■ Exercise objective ■
Return the blog extract from "Friday, June 5, 2009" to "Are kids psychic?", copied word for word.

■ Page extract ■
==*==
You are going to your big brothers school, and the same ladies who watched him as a baby will have and love you. I know you will be well cared for, but I will worry and fret and think of you every second anyway.

I am going to miss you so much. Your leg chub, the little fat rolls under your baby chin, your gummy smile and laugh, your milky baby smell.

Friday, June 5, 2009

Buyer Beware

If, perchance, you have a GIANT FUCKING SNAKE, it would behoove you to warn prospective buyers that come to look at your house “Hey, just so you know, behind the door in bedroom number three there is a GIANT FUCKING SNAKE”. This way, you avoid the possibility that someone is going to have a massive coronary in the door way of bedroom number three, and possibly be devoured by the GIANT FUCKING SNAKE before you realize they never came back downstairs.
Just, you know, FYI.

Thursday, June 4, 2009

Are kids psychic?
==*==
■ Items from a data source ■

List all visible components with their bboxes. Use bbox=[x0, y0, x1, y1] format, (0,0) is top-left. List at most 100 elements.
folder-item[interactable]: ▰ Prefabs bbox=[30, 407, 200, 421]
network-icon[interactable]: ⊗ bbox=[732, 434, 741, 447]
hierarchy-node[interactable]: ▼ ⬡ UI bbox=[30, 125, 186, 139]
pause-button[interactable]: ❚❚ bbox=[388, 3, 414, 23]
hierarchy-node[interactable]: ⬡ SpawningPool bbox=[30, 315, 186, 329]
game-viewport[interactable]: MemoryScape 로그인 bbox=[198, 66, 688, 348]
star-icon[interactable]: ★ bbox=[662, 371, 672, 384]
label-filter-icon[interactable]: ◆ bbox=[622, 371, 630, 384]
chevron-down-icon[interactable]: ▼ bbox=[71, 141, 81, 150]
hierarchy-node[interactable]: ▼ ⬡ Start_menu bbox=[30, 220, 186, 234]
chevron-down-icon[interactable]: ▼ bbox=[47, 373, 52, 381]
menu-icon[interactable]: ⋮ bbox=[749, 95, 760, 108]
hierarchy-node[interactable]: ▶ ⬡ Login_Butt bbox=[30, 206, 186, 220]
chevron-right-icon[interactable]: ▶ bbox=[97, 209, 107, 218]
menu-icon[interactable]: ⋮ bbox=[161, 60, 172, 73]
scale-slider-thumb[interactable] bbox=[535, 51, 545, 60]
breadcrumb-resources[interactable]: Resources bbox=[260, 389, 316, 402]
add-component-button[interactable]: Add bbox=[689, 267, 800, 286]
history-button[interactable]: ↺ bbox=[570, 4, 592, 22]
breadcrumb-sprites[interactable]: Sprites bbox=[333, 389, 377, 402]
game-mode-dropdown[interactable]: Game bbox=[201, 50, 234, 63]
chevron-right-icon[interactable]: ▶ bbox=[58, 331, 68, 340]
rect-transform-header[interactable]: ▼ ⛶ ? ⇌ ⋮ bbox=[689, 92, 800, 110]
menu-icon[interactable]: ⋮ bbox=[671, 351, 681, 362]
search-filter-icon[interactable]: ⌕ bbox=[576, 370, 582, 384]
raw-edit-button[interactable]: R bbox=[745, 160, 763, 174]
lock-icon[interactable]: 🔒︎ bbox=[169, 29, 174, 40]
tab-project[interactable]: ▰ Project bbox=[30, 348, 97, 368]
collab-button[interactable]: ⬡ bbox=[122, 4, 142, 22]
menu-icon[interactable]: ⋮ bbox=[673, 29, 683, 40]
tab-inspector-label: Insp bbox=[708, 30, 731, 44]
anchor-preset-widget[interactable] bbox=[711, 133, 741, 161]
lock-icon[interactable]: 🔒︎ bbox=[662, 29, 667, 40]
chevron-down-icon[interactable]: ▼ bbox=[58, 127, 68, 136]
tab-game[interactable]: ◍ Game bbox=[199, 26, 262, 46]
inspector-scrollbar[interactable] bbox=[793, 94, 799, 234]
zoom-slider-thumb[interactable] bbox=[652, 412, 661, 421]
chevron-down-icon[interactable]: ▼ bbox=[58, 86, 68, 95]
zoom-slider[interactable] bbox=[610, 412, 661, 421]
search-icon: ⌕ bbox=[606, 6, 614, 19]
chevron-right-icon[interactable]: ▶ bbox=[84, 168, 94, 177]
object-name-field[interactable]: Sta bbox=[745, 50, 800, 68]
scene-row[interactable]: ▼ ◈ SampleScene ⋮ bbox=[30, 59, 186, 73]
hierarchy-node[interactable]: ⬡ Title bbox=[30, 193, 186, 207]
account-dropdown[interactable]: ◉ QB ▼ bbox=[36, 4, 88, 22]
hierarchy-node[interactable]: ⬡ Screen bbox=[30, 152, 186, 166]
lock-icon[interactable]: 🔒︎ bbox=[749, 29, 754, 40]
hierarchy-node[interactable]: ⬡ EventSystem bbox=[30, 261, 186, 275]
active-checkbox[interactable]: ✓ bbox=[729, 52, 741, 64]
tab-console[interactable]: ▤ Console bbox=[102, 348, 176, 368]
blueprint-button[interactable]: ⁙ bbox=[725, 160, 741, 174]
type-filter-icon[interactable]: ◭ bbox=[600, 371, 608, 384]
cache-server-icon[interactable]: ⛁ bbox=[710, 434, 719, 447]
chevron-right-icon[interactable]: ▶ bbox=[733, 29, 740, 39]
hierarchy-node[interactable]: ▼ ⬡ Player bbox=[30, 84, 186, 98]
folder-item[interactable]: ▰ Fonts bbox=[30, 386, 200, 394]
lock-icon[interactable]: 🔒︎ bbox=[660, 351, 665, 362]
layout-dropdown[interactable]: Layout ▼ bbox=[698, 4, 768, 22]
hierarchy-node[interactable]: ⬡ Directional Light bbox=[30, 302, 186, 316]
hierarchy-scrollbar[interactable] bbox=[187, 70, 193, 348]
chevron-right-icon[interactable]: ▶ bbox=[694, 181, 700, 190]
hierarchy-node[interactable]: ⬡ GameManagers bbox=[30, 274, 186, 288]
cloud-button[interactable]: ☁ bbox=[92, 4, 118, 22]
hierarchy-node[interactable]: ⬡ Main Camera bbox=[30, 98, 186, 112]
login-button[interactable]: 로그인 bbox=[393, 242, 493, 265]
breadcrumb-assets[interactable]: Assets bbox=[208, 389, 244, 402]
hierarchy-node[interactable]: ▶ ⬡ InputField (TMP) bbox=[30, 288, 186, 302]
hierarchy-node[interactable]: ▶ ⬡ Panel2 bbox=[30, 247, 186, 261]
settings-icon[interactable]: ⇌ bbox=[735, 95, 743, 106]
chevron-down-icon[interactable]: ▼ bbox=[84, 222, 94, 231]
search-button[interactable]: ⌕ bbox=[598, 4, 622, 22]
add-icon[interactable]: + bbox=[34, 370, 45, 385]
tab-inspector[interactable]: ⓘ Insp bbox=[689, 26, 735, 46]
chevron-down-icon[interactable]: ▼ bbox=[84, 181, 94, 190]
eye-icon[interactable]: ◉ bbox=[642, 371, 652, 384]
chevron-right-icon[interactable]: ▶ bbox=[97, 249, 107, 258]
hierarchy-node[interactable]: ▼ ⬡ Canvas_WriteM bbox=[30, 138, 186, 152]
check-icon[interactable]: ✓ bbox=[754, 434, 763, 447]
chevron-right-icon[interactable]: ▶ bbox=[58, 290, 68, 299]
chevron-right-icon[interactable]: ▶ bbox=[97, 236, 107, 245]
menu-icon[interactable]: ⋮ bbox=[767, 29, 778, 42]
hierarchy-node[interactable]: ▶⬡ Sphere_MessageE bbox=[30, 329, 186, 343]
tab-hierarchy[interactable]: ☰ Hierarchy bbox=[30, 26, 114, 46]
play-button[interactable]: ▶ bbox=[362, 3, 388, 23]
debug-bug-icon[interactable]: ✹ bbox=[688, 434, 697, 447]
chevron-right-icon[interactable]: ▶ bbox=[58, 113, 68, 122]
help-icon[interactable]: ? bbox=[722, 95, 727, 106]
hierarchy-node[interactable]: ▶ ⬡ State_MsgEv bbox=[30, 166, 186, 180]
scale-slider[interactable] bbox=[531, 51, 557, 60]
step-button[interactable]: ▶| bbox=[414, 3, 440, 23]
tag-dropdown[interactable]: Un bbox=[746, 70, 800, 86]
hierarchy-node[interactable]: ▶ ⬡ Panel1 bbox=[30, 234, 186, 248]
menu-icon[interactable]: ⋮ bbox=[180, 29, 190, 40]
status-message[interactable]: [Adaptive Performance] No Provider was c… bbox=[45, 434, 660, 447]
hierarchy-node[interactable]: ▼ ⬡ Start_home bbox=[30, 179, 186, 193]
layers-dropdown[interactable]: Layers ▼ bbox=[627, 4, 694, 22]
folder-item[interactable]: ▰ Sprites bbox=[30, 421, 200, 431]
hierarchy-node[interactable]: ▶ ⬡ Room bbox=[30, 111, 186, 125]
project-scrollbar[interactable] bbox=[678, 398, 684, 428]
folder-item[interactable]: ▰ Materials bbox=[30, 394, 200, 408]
==*==
■ Exercise output ■
Friday, June 5, 2009

Buyer Beware

If, perchance, you have a GIANT FUCKING SNAKE, it would behoove you to warn prospective buyers that come to look at your house “Hey, just so you know, behind the door in bedroom number three there is a GIANT FUCKING SNAKE”. This way, you avoid the possibility that someone is going to have a massive coronary in the door way of bedroom number three, and possibly be devoured by the GIANT FUCKING SNAKE before you realize they never came back downstairs.
Just, you know, FYI.

Thursday, June 4, 2009

Are kids psychic?